Lines of data:

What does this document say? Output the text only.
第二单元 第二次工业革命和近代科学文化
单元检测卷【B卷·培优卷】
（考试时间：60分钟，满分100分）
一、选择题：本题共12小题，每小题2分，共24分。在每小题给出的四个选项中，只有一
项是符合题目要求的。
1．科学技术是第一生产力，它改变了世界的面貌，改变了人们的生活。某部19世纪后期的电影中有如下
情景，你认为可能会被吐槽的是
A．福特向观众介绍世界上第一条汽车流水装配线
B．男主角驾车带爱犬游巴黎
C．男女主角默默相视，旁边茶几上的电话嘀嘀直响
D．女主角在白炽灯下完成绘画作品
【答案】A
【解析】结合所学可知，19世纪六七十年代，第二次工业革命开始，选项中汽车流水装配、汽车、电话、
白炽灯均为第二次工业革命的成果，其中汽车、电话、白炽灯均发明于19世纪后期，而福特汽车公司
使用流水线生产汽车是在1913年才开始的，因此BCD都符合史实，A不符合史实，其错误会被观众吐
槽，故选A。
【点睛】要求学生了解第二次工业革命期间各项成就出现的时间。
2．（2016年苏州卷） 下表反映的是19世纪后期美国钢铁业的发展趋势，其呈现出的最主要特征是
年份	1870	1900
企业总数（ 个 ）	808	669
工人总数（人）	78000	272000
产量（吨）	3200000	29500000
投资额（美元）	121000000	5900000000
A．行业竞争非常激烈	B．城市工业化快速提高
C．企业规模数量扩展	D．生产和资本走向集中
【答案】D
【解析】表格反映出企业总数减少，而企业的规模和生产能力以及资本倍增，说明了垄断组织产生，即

Your objective: Restate all of the entries exactly, please.

Output of the exercise:
What does this document say? Output the text only.
第二单元 第二次工业革命和近代科学文化
单元检测卷【B卷·培优卷】
（考试时间：60分钟，满分100分）
一、选择题：本题共12小题，每小题2分，共24分。在每小题给出的四个选项中，只有一
项是符合题目要求的。
1．科学技术是第一生产力，它改变了世界的面貌，改变了人们的生活。某部19世纪后期的电影中有如下
情景，你认为可能会被吐槽的是
A．福特向观众介绍世界上第一条汽车流水装配线
B．男主角驾车带爱犬游巴黎
C．男女主角默默相视，旁边茶几上的电话嘀嘀直响
D．女主角在白炽灯下完成绘画作品
【答案】A
【解析】结合所学可知，19世纪六七十年代，第二次工业革命开始，选项中汽车流水装配、汽车、电话、
白炽灯均为第二次工业革命的成果，其中汽车、电话、白炽灯均发明于19世纪后期，而福特汽车公司
使用流水线生产汽车是在1913年才开始的，因此BCD都符合史实，A不符合史实，其错误会被观众吐
槽，故选A。
【点睛】要求学生了解第二次工业革命期间各项成就出现的时间。
2．（2016年苏州卷） 下表反映的是19世纪后期美国钢铁业的发展趋势，其呈现出的最主要特征是
年份	1870	1900
企业总数（ 个 ）	808	669
工人总数（人）	78000	272000
产量（吨）	3200000	29500000
投资额（美元）	121000000	5900000000
A．行业竞争非常激烈	B．城市工业化快速提高
C．企业规模数量扩展	D．生产和资本走向集中
【答案】D
【解析】表格反映出企业总数减少，而企业的规模和生产能力以及资本倍增，说明了垄断组织产生，即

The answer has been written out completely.